■ Written request
Of all the lines in the material, how many contain the word "Landlord"? State the number alone.

Begin

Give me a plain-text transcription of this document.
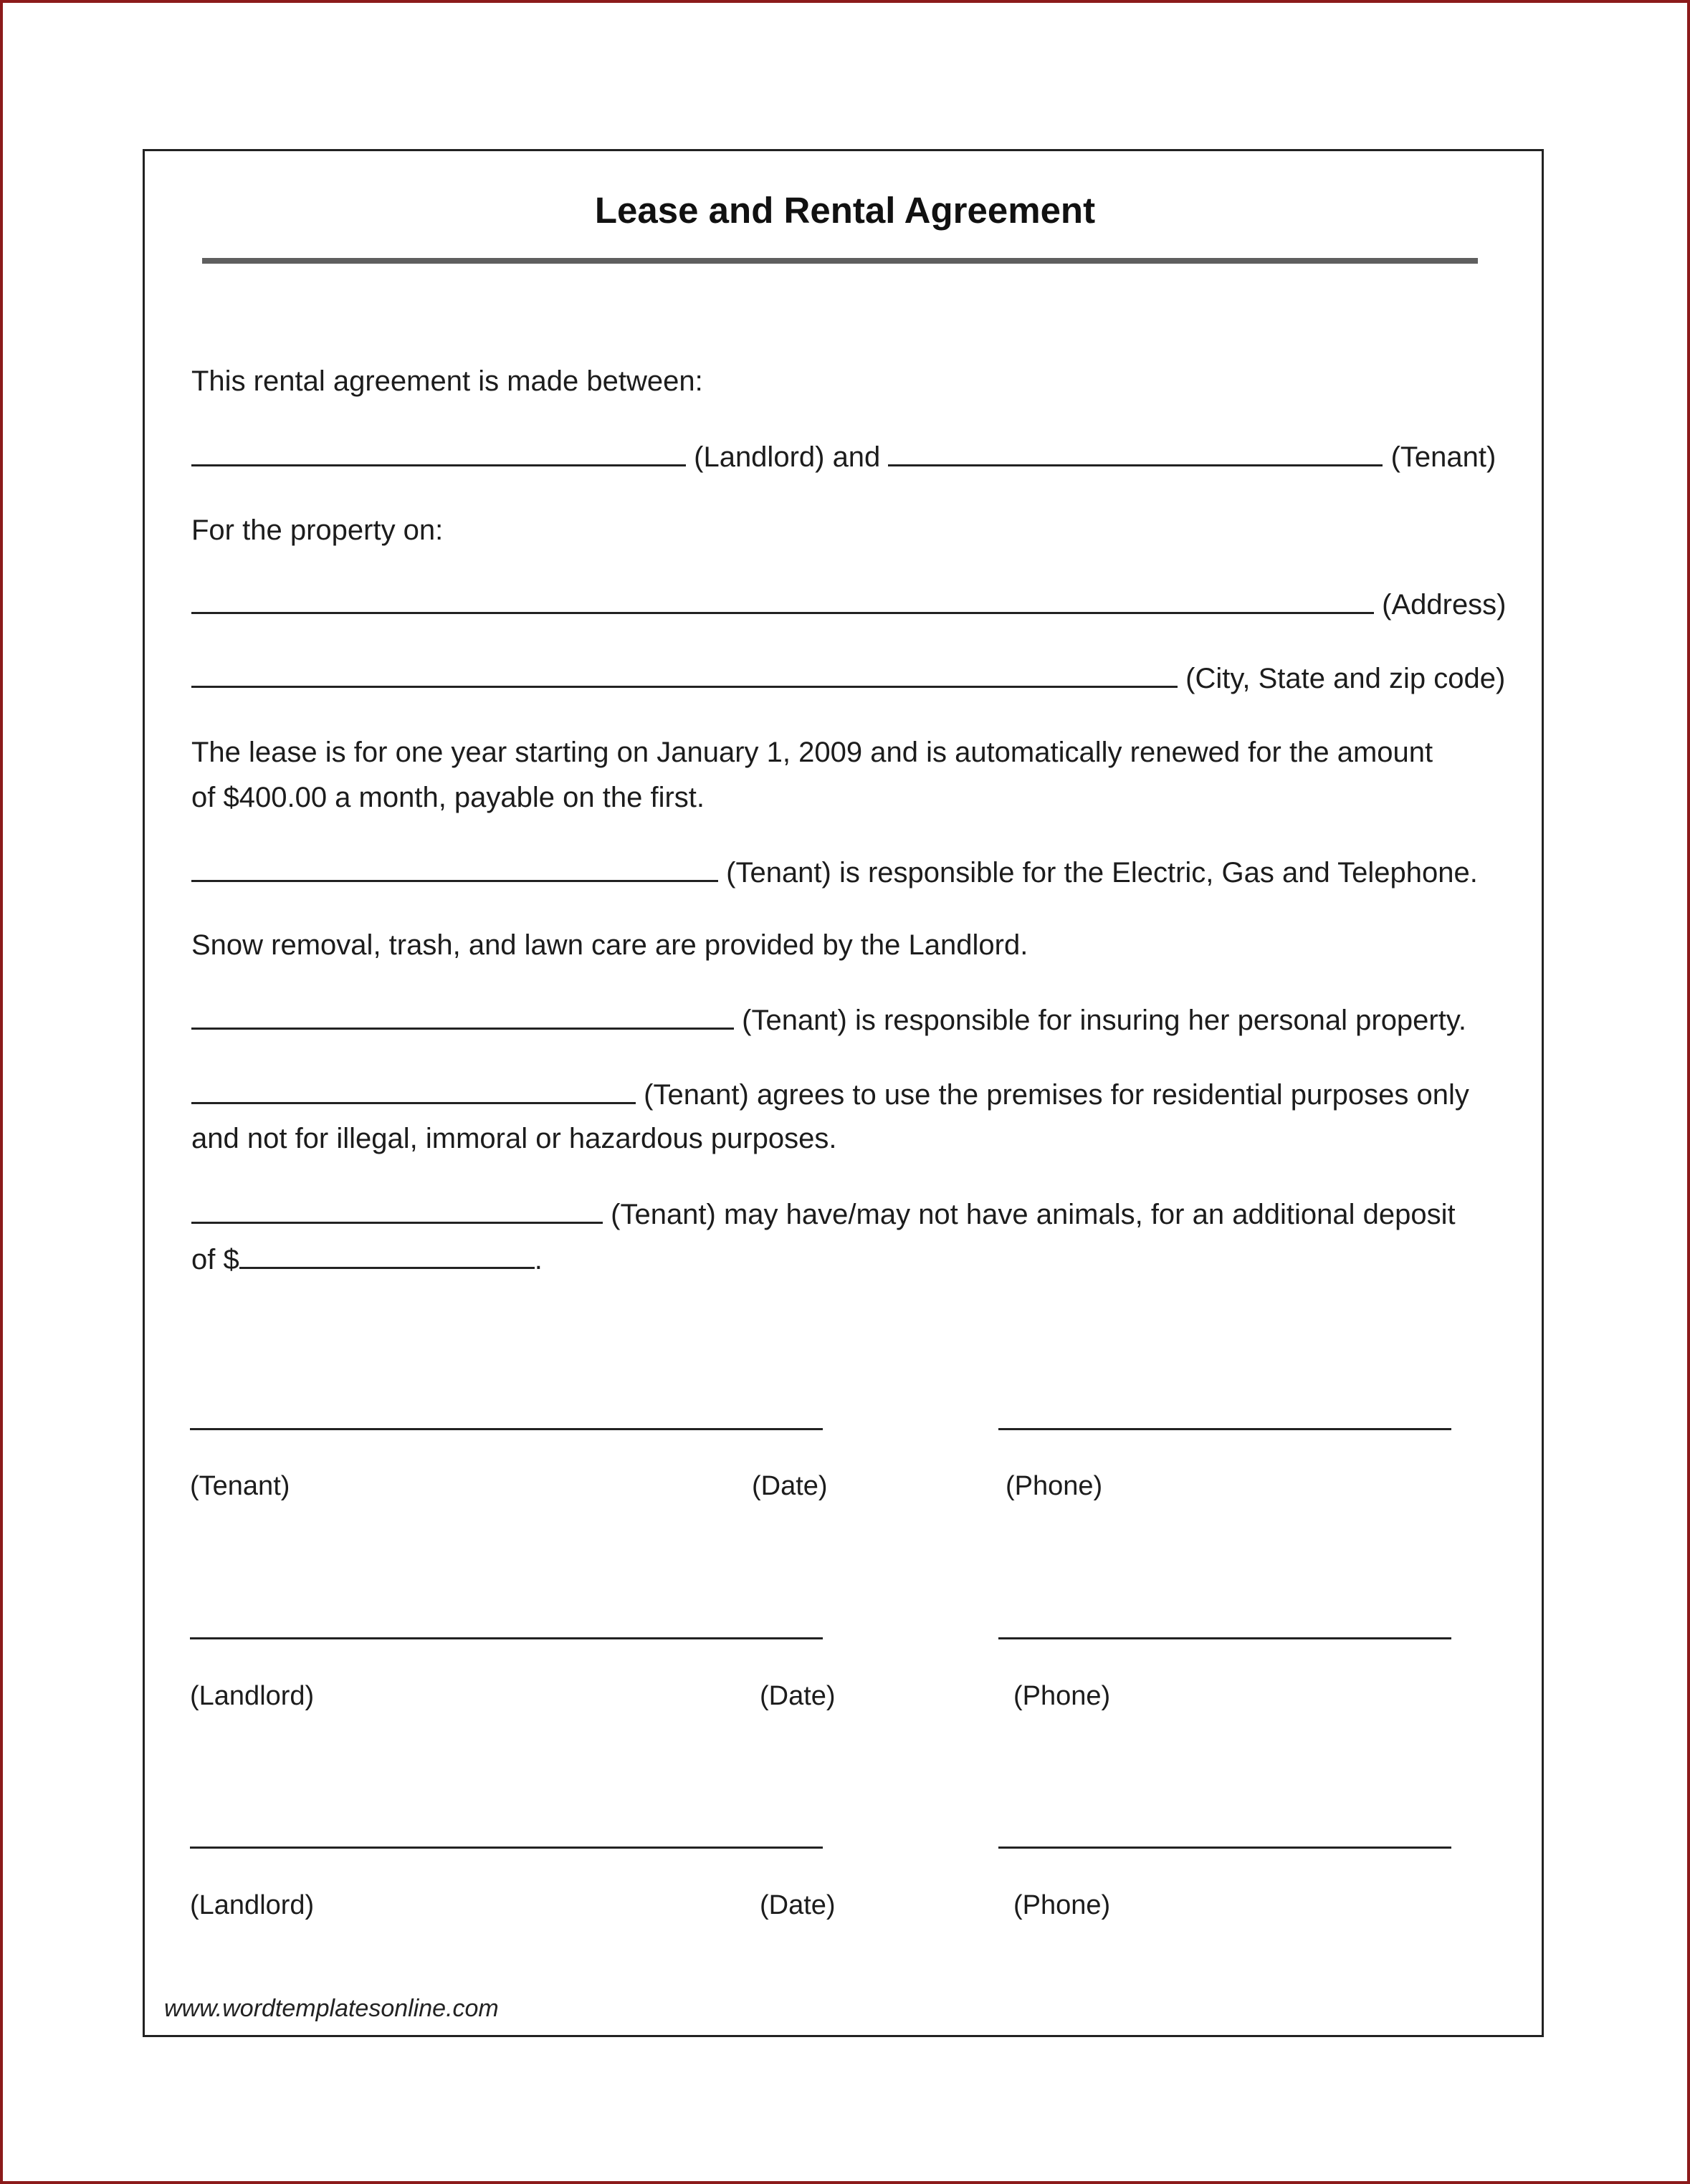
Lease and Rental Agreement
This rental agreement is made between:
(Landlord) and	(Tenant)
For the property on:
(Address)
(City, State and zip code)
The lease is for one year starting on January 1, 2009 and is automatically renewed for the amount
of $400.00 a month, payable on the first.
(Tenant) is responsible for the Electric, Gas and Telephone.
Snow removal, trash, and lawn care are provided by the Landlord.
(Tenant) is responsible for insuring her personal property.
(Tenant) agrees to use the premises for residential purposes only
and not for illegal, immoral or hazardous purposes.
(Tenant) may have/may not have animals, for an additional deposit
of $	.
(Tenant)	(Date)	(Phone)
(Landlord)	(Date)	(Phone)
(Landlord)	(Date)	(Phone)
www.wordtemplatesonline.com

End

■ Output
4